Data extracted from a collection:
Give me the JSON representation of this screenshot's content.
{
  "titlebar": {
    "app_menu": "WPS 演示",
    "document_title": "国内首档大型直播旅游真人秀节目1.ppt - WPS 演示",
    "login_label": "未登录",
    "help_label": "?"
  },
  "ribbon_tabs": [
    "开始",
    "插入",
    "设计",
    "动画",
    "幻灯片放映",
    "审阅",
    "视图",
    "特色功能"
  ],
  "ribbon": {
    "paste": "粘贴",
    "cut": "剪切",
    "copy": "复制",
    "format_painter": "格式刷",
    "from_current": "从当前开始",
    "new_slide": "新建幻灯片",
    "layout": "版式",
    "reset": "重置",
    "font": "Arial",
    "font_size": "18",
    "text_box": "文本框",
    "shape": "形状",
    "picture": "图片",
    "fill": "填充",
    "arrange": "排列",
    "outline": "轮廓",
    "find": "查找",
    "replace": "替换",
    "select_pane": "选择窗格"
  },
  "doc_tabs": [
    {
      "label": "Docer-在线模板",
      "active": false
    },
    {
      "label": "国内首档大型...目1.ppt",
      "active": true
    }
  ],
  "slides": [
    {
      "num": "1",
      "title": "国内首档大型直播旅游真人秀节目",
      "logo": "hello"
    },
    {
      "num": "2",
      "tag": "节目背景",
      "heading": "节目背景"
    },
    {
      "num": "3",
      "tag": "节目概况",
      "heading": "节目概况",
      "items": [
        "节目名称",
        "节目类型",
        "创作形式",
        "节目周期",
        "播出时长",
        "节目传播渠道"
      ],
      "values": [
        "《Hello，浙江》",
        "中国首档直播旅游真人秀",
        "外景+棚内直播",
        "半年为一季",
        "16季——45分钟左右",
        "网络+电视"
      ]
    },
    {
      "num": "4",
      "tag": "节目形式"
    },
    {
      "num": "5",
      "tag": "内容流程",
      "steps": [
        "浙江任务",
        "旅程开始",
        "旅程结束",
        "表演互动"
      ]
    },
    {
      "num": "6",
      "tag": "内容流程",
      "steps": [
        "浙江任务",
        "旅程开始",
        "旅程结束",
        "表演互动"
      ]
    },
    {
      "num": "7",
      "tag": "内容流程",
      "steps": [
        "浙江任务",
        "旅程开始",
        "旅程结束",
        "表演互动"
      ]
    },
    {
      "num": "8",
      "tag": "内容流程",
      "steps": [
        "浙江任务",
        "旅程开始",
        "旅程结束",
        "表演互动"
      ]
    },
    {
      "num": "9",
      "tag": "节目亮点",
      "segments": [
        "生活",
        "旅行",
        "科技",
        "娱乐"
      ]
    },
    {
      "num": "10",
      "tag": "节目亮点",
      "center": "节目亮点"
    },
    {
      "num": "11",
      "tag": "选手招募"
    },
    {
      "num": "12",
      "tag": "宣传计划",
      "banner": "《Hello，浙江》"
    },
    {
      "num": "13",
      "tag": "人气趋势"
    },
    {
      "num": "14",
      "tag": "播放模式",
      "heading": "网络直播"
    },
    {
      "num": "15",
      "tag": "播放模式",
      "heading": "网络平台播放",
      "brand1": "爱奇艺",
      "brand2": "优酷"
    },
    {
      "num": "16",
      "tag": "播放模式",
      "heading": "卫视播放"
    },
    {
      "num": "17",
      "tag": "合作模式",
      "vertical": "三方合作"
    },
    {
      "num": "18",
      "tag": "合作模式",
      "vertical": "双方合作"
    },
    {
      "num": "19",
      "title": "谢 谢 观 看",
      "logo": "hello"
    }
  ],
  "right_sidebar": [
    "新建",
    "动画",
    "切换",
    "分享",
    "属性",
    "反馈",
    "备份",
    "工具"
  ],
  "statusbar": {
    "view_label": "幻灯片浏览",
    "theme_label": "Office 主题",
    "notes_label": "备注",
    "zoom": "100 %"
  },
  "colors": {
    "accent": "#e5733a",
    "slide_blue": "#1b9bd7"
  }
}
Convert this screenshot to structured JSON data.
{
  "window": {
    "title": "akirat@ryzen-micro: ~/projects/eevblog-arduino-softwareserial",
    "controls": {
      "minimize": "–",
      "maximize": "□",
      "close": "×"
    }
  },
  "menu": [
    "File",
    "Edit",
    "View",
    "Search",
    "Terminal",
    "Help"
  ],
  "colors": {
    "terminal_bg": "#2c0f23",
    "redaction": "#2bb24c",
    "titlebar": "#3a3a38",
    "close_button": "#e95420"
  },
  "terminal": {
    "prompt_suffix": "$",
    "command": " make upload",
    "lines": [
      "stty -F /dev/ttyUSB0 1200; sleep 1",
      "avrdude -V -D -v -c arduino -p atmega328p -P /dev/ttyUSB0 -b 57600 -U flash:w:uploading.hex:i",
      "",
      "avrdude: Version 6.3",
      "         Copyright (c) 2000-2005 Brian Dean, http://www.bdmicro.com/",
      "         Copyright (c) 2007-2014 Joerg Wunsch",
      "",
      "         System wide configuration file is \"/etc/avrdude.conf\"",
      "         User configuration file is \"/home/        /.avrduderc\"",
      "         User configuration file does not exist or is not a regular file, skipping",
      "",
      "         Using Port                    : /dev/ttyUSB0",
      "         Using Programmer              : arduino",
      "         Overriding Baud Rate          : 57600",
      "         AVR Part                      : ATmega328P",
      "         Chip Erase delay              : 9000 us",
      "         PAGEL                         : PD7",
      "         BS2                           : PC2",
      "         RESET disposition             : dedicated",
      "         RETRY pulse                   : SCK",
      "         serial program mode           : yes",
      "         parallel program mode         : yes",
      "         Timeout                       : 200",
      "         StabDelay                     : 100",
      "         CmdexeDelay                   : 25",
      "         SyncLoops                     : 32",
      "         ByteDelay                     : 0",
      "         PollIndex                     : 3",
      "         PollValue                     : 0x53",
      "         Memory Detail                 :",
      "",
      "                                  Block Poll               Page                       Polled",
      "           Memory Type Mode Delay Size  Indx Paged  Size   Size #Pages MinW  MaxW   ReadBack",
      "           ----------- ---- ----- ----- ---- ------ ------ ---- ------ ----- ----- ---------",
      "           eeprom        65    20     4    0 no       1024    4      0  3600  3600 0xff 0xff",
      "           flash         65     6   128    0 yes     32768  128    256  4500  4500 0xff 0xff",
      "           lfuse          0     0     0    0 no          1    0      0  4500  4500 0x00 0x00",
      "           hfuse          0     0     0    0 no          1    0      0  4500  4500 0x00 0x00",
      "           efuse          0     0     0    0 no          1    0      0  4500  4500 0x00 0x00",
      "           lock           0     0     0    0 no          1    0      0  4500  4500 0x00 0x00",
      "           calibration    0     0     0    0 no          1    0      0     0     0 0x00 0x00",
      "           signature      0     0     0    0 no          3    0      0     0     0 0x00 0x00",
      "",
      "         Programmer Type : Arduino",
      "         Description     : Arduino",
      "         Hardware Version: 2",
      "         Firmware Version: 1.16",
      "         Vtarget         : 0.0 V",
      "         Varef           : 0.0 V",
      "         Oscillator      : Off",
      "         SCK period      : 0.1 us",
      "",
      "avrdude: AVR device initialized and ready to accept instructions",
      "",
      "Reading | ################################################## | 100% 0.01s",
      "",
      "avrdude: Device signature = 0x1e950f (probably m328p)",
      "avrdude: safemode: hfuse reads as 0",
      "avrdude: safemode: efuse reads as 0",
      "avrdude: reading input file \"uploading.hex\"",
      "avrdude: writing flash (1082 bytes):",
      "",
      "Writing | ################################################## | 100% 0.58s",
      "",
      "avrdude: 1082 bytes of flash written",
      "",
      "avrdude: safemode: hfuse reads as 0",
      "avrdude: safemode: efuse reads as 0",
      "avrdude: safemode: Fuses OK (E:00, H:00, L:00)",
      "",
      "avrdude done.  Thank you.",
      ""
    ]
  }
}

● Exercise aim
Copy out each line exactly as written.

● Result below
Give me the JSON representation of this screenshot's content.
{
  "titlebar": {
    "app_menu": "WPS 演示",
    "document_title": "国内首档大型直播旅游真人秀节目1.ppt - WPS 演示",
    "login_label": "未登录",
    "help_label": "?"
  },
  "ribbon_tabs": [
    "开始",
    "插入",
    "设计",
    "动画",
    "幻灯片放映",
    "审阅",
    "视图",
    "特色功能"
  ],
  "ribbon": {
    "paste": "粘贴",
    "cut": "剪切",
    "copy": "复制",
    "format_painter": "格式刷",
    "from_current": "从当前开始",
    "new_slide": "新建幻灯片",
    "layout": "版式",
    "reset": "重置",
    "font": "Arial",
    "font_size": "18",
    "text_box": "文本框",
    "shape": "形状",
    "picture": "图片",
    "fill": "填充",
    "arrange": "排列",
    "outline": "轮廓",
    "find": "查找",
    "replace": "替换",
    "select_pane": "选择窗格"
  },
  "doc_tabs": [
    {
      "label": "Docer-在线模板",
      "active": false
    },
    {
      "label": "国内首档大型...目1.ppt",
      "active": true
    }
  ],
  "slides": [
    {
      "num": "1",
      "title": "国内首档大型直播旅游真人秀节目",
      "logo": "hello"
    },
    {
      "num": "2",
      "tag": "节目背景",
      "heading": "节目背景"
    },
    {
      "num": "3",
      "tag": "节目概况",
      "heading": "节目概况",
      "items": [
        "节目名称",
        "节目类型",
        "创作形式",
        "节目周期",
        "播出时长",
        "节目传播渠道"
      ],
      "values": [
        "《Hello，浙江》",
        "中国首档直播旅游真人秀",
        "外景+棚内直播",
        "半年为一季",
        "16季——45分钟左右",
        "网络+电视"
      ]
    },
    {
      "num": "4",
      "tag": "节目形式"
    },
    {
      "num": "5",
      "tag": "内容流程",
      "steps": [
        "浙江任务",
        "旅程开始",
        "旅程结束",
        "表演互动"
      ]
    },
    {
      "num": "6",
      "tag": "内容流程",
      "steps": [
        "浙江任务",
        "旅程开始",
        "旅程结束",
        "表演互动"
      ]
    },
    {
      "num": "7",
      "tag": "内容流程",
      "steps": [
        "浙江任务",
        "旅程开始",
        "旅程结束",
        "表演互动"
      ]
    },
    {
      "num": "8",
      "tag": "内容流程",
      "steps": [
        "浙江任务",
        "旅程开始",
        "旅程结束",
        "表演互动"
      ]
    },
    {
      "num": "9",
      "tag": "节目亮点",
      "segments": [
        "生活",
        "旅行",
        "科技",
        "娱乐"
      ]
    },
    {
      "num": "10",
      "tag": "节目亮点",
      "center": "节目亮点"
    },
    {
      "num": "11",
      "tag": "选手招募"
    },
    {
      "num": "12",
      "tag": "宣传计划",
      "banner": "《Hello，浙江》"
    },
    {
      "num": "13",
      "tag": "人气趋势"
    },
    {
      "num": "14",
      "tag": "播放模式",
      "heading": "网络直播"
    },
    {
      "num": "15",
      "tag": "播放模式",
      "heading": "网络平台播放",
      "brand1": "爱奇艺",
      "brand2": "优酷"
    },
    {
      "num": "16",
      "tag": "播放模式",
      "heading": "卫视播放"
    },
    {
      "num": "17",
      "tag": "合作模式",
      "vertical": "三方合作"
    },
    {
      "num": "18",
      "tag": "合作模式",
      "vertical": "双方合作"
    },
    {
      "num": "19",
      "title": "谢 谢 观 看",
      "logo": "hello"
    }
  ],
  "right_sidebar": [
    "新建",
    "动画",
    "切换",
    "分享",
    "属性",
    "反馈",
    "备份",
    "工具"
  ],
  "statusbar": {
    "view_label": "幻灯片浏览",
    "theme_label": "Office 主题",
    "notes_label": "备注",
    "zoom": "100 %"
  },
  "colors": {
    "accent": "#e5733a",
    "slide_blue": "#1b9bd7"
  }
}
Convert this screenshot to structured JSON data.
{
  "window": {
    "title": "akirat@ryzen-micro: ~/projects/eevblog-arduino-softwareserial",
    "controls": {
      "minimize": "–",
      "maximize": "□",
      "close": "×"
    }
  },
  "menu": [
    "File",
    "Edit",
    "View",
    "Search",
    "Terminal",
    "Help"
  ],
  "colors": {
    "terminal_bg": "#2c0f23",
    "redaction": "#2bb24c",
    "titlebar": "#3a3a38",
    "close_button": "#e95420"
  },
  "terminal": {
    "prompt_suffix": "$",
    "command": " make upload",
    "lines": [
      "stty -F /dev/ttyUSB0 1200; sleep 1",
      "avrdude -V -D -v -c arduino -p atmega328p -P /dev/ttyUSB0 -b 57600 -U flash:w:uploading.hex:i",
      "",
      "avrdude: Version 6.3",
      "         Copyright (c) 2000-2005 Brian Dean, http://www.bdmicro.com/",
      "         Copyright (c) 2007-2014 Joerg Wunsch",
      "",
      "         System wide configuration file is \"/etc/avrdude.conf\"",
      "         User configuration file is \"/home/        /.avrduderc\"",
      "         User configuration file does not exist or is not a regular file, skipping",
      "",
      "         Using Port                    : /dev/ttyUSB0",
      "         Using Programmer              : arduino",
      "         Overriding Baud Rate          : 57600",
      "         AVR Part                      : ATmega328P",
      "         Chip Erase delay              : 9000 us",
      "         PAGEL                         : PD7",
      "         BS2                           : PC2",
      "         RESET disposition             : dedicated",
      "         RETRY pulse                   : SCK",
      "         serial program mode           : yes",
      "         parallel program mode         : yes",
      "         Timeout                       : 200",
      "         StabDelay                     : 100",
      "         CmdexeDelay                   : 25",
      "         SyncLoops                     : 32",
      "         ByteDelay                     : 0",
      "         PollIndex                     : 3",
      "         PollValue                     : 0x53",
      "         Memory Detail                 :",
      "",
      "                                  Block Poll               Page                       Polled",
      "           Memory Type Mode Delay Size  Indx Paged  Size   Size #Pages MinW  MaxW   ReadBack",
      "           ----------- ---- ----- ----- ---- ------ ------ ---- ------ ----- ----- ---------",
      "           eeprom        65    20     4    0 no       1024    4      0  3600  3600 0xff 0xff",
      "           flash         65     6   128    0 yes     32768  128    256  4500  4500 0xff 0xff",
      "           lfuse          0     0     0    0 no          1    0      0  4500  4500 0x00 0x00",
      "           hfuse          0     0     0    0 no          1    0      0  4500  4500 0x00 0x00",
      "           efuse          0     0     0    0 no          1    0      0  4500  4500 0x00 0x00",
      "           lock           0     0     0    0 no          1    0      0  4500  4500 0x00 0x00",
      "           calibration    0     0     0    0 no          1    0      0     0     0 0x00 0x00",
      "           signature      0     0     0    0 no          3    0      0     0     0 0x00 0x00",
      "",
      "         Programmer Type : Arduino",
      "         Description     : Arduino",
      "         Hardware Version: 2",
      "         Firmware Version: 1.16",
      "         Vtarget         : 0.0 V",
      "         Varef           : 0.0 V",
      "         Oscillator      : Off",
      "         SCK period      : 0.1 us",
      "",
      "avrdude: AVR device initialized and ready to accept instructions",
      "",
      "Reading | ################################################## | 100% 0.01s",
      "",
      "avrdude: Device signature = 0x1e950f (probably m328p)",
      "avrdude: safemode: hfuse reads as 0",
      "avrdude: safemode: efuse reads as 0",
      "avrdude: reading input file \"uploading.hex\"",
      "avrdude: writing flash (1082 bytes):",
      "",
      "Writing | ################################################## | 100% 0.58s",
      "",
      "avrdude: 1082 bytes of flash written",
      "",
      "avrdude: safemode: hfuse reads as 0",
      "avrdude: safemode: efuse reads as 0",
      "avrdude: safemode: Fuses OK (E:00, H:00, L:00)",
      "",
      "avrdude done.  Thank you.",
      ""
    ]
  }
}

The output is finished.